#### MATERIAL FOR THE TASK ####

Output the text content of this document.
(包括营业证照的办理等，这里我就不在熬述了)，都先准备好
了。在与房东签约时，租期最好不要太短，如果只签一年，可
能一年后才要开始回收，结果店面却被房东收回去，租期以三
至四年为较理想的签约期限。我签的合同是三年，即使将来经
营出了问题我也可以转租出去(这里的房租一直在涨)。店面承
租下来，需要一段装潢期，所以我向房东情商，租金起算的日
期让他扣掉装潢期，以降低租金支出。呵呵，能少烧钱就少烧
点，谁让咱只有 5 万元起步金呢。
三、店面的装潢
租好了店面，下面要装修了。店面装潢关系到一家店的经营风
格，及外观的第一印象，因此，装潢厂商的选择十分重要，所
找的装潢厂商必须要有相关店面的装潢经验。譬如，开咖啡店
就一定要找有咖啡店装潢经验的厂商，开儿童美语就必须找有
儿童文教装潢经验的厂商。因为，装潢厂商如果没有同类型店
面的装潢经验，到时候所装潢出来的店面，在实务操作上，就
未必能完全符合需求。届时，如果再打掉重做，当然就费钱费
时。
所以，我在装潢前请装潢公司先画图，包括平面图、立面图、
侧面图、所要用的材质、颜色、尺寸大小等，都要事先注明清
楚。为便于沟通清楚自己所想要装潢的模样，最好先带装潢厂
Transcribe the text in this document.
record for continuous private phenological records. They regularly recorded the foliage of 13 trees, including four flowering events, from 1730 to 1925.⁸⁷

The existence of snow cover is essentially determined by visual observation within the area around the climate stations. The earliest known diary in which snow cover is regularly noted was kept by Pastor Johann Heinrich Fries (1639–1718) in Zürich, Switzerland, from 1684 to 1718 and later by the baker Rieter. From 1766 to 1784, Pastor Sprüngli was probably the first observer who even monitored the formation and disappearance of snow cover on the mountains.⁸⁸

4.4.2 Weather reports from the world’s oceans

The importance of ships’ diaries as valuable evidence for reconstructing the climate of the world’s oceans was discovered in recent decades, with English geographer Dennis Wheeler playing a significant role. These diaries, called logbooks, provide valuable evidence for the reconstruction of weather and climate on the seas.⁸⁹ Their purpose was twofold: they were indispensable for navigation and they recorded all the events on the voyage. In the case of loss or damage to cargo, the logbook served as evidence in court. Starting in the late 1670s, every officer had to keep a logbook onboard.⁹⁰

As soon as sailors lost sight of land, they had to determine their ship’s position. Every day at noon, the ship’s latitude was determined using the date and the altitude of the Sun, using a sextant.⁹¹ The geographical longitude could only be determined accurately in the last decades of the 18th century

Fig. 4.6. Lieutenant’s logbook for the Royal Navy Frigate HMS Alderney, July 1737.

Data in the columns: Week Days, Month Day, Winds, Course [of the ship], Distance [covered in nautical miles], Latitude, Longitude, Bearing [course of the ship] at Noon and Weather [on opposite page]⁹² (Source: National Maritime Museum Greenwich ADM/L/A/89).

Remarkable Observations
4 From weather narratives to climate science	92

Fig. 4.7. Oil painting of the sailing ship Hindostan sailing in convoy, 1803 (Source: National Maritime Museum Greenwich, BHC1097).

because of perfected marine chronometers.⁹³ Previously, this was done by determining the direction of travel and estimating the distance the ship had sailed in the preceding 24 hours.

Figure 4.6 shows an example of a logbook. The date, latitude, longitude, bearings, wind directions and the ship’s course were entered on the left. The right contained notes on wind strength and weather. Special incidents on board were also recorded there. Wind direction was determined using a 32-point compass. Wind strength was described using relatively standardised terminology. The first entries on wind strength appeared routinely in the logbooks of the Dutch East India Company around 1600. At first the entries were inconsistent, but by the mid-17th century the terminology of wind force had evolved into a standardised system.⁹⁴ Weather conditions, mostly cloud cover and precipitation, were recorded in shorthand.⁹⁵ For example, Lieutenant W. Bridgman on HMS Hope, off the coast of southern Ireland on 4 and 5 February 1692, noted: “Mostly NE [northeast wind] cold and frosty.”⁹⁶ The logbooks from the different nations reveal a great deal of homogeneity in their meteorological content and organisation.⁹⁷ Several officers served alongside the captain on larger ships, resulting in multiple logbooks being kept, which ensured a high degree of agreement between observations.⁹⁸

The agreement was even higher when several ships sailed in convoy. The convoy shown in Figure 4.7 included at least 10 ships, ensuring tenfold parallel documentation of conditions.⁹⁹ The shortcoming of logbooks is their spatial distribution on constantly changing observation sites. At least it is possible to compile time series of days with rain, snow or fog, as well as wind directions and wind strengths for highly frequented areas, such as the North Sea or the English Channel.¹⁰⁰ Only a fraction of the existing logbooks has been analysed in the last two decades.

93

####

_PROBLEM REQUIREMENTS_
Extract each line holding the word "this" from the records.

_WRITTEN ANSWER_
Output the text content of this document.
Transcribe the text in this document.
because of perfected marine chronometers.⁹³ Previously, this was done by determining the direction of travel and estimating the distance the ship had sailed in the preceding 24 hours.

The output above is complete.